— Start SUPPLIED INFORMATION —
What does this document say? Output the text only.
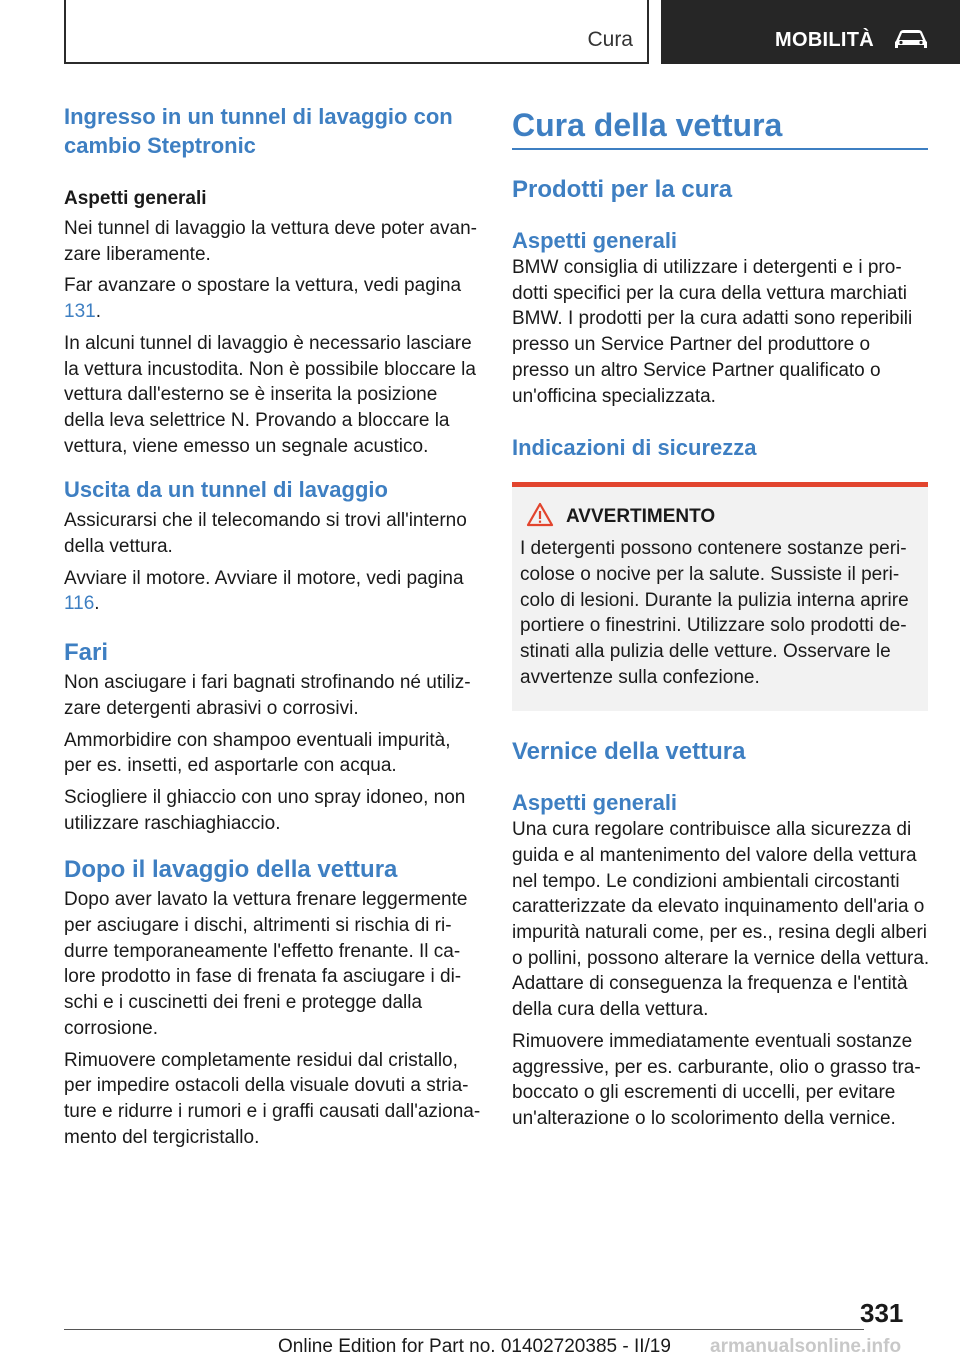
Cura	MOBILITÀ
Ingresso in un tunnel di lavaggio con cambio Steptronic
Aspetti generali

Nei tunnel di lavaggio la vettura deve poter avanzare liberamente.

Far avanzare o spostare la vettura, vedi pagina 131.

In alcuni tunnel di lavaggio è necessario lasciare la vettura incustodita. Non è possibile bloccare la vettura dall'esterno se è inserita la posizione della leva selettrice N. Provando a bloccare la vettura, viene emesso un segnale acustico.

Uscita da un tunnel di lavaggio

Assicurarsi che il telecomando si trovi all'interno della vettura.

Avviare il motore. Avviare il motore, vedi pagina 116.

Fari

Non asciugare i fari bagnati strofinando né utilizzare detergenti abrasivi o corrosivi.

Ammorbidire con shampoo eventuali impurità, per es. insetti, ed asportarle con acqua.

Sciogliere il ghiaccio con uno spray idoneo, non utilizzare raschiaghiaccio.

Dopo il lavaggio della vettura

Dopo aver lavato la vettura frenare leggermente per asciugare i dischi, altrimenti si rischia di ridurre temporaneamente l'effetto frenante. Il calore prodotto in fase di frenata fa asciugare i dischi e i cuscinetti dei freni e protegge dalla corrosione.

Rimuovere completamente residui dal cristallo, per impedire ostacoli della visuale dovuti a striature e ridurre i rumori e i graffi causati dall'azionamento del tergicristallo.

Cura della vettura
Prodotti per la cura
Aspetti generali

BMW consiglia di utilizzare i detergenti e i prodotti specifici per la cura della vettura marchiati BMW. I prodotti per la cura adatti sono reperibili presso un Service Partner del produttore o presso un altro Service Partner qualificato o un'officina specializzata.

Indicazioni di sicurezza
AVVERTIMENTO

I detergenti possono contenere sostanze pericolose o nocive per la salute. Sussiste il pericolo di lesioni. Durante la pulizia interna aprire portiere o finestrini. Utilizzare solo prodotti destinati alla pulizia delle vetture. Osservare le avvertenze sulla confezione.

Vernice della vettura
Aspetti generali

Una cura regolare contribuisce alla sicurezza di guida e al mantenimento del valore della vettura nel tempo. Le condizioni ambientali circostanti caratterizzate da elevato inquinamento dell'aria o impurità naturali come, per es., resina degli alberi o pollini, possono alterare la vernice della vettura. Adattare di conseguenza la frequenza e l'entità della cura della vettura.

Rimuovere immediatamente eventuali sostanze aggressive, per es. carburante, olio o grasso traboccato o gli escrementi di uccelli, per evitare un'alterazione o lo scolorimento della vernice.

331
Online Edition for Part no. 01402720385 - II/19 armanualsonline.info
— End SUPPLIED INFORMATION —
— Start SUPPLIED INFORMATION —
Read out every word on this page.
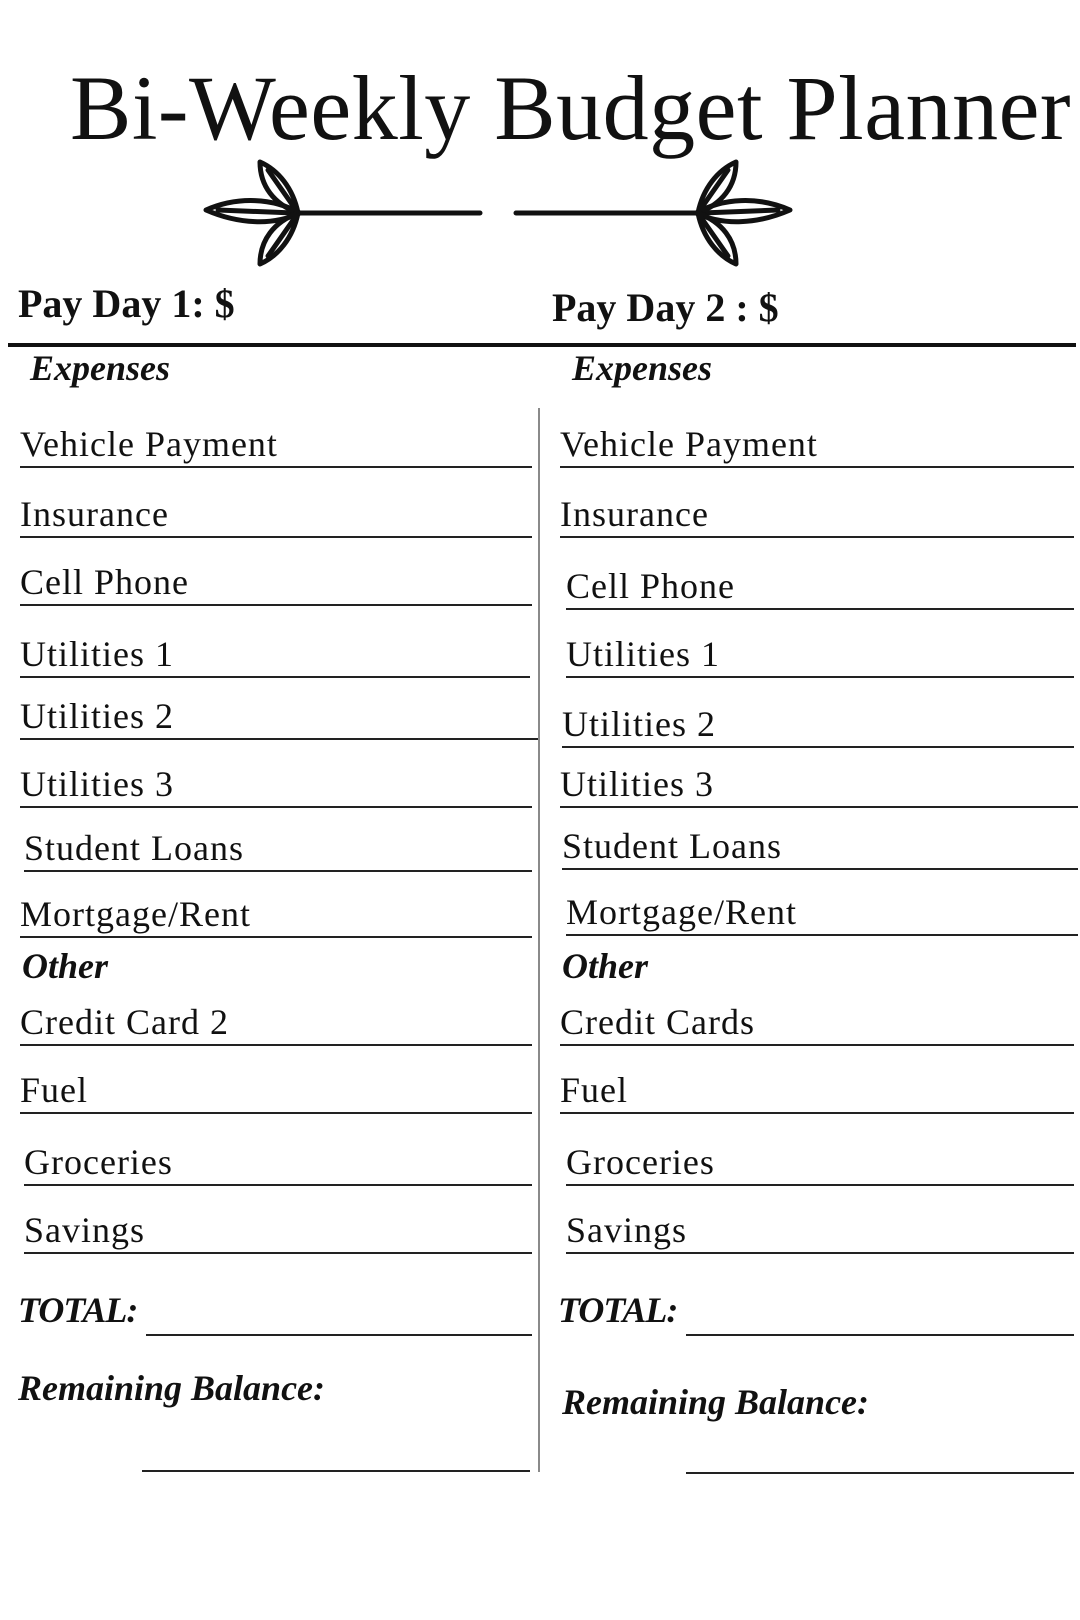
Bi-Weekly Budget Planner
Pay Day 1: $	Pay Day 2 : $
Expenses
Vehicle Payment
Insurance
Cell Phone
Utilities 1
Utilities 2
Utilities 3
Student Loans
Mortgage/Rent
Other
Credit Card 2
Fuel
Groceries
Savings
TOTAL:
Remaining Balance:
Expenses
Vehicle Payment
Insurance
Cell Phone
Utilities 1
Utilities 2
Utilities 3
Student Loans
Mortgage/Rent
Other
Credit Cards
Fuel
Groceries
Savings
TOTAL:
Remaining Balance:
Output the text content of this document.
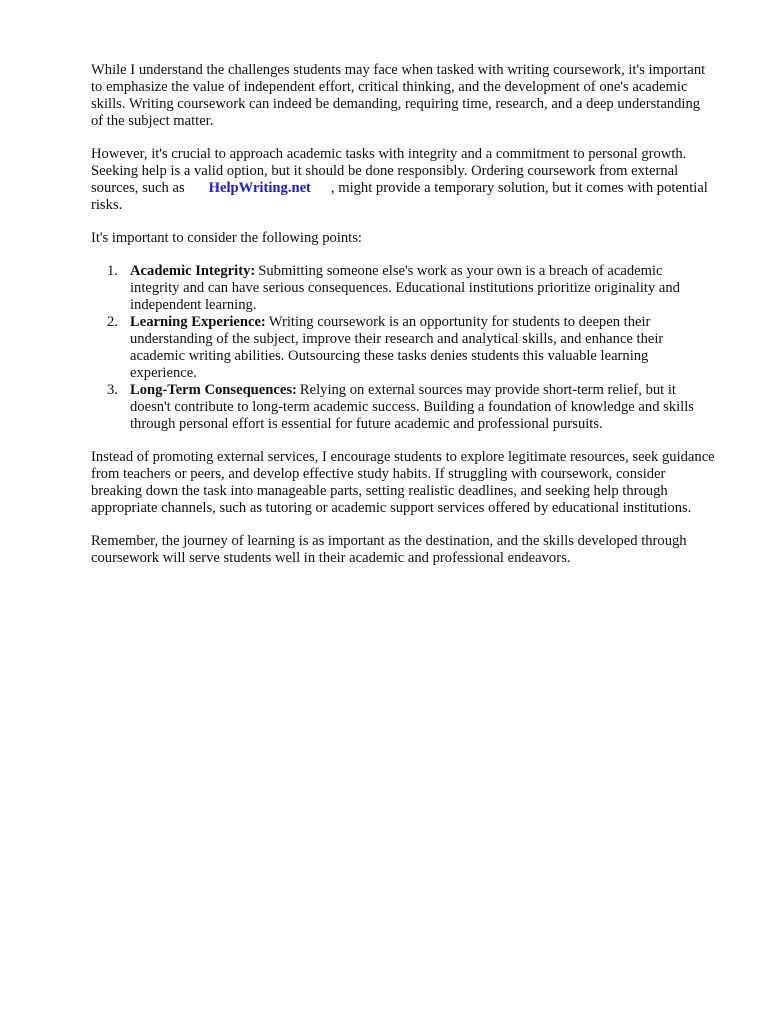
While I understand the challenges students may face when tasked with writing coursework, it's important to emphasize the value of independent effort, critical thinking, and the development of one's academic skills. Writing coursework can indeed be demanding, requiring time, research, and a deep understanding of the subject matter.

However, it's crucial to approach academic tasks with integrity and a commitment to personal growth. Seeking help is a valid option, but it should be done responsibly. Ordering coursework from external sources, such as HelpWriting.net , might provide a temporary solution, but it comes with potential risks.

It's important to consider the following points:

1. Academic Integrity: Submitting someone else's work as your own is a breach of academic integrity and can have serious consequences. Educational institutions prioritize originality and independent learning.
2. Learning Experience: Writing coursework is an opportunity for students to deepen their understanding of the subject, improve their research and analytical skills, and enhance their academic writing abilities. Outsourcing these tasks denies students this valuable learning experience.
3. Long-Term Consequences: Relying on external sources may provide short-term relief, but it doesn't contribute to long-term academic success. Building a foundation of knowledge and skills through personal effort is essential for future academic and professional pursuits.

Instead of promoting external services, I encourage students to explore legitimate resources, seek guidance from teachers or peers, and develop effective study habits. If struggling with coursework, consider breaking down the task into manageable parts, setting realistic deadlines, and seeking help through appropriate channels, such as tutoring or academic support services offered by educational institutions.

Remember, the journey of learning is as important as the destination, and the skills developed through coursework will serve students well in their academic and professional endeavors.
— End SUPPLIED INFORMATION —
» **EXERCISE DETAILS**:
List every line in the records above that contains the word "important".

» **RESPONSE TO THE EXERCISE**:
While I understand the challenges students may face when tasked with writing coursework, it's important to emphasize the value of independent effort, critical thinking, and the development of one's academic skills. Writing coursework can indeed be demanding, requiring time, research, and a deep understanding of the subject matter.
It's important to consider the following points:
Remember, the journey of learning is as important as the destination, and the skills developed through coursework will serve students well in their academic and professional endeavors.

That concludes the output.